EXERCISE AIM:
Repeat all of the data precisely.

Collected data:
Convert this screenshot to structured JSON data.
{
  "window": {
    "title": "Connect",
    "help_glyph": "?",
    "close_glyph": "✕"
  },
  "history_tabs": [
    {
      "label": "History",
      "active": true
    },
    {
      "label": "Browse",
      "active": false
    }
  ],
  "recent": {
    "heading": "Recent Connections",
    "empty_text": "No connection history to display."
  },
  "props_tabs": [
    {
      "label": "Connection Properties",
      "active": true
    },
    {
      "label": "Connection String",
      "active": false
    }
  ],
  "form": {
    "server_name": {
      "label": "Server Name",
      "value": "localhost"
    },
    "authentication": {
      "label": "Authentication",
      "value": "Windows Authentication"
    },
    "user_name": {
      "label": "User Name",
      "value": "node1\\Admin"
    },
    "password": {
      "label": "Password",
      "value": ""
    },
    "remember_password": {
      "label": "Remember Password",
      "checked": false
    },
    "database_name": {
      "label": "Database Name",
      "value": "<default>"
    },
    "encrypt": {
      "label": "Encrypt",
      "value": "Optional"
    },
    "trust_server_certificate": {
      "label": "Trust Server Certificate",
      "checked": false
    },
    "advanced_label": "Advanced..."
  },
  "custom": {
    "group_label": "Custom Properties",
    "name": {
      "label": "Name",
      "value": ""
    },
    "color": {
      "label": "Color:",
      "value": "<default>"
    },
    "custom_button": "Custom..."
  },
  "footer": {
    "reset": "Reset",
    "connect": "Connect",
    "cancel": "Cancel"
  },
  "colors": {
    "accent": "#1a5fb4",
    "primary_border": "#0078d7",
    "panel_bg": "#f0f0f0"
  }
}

ANSWER FOR THIS EXERCISE:
Convert this screenshot to structured JSON data.
{
  "window": {
    "title": "Connect",
    "help_glyph": "?",
    "close_glyph": "✕"
  },
  "history_tabs": [
    {
      "label": "History",
      "active": true
    },
    {
      "label": "Browse",
      "active": false
    }
  ],
  "recent": {
    "heading": "Recent Connections",
    "empty_text": "No connection history to display."
  },
  "props_tabs": [
    {
      "label": "Connection Properties",
      "active": true
    },
    {
      "label": "Connection String",
      "active": false
    }
  ],
  "form": {
    "server_name": {
      "label": "Server Name",
      "value": "localhost"
    },
    "authentication": {
      "label": "Authentication",
      "value": "Windows Authentication"
    },
    "user_name": {
      "label": "User Name",
      "value": "node1\\Admin"
    },
    "password": {
      "label": "Password",
      "value": ""
    },
    "remember_password": {
      "label": "Remember Password",
      "checked": false
    },
    "database_name": {
      "label": "Database Name",
      "value": "<default>"
    },
    "encrypt": {
      "label": "Encrypt",
      "value": "Optional"
    },
    "trust_server_certificate": {
      "label": "Trust Server Certificate",
      "checked": false
    },
    "advanced_label": "Advanced..."
  },
  "custom": {
    "group_label": "Custom Properties",
    "name": {
      "label": "Name",
      "value": ""
    },
    "color": {
      "label": "Color:",
      "value": "<default>"
    },
    "custom_button": "Custom..."
  },
  "footer": {
    "reset": "Reset",
    "connect": "Connect",
    "cancel": "Cancel"
  },
  "colors": {
    "accent": "#1a5fb4",
    "primary_border": "#0078d7",
    "panel_bg": "#f0f0f0"
  }
}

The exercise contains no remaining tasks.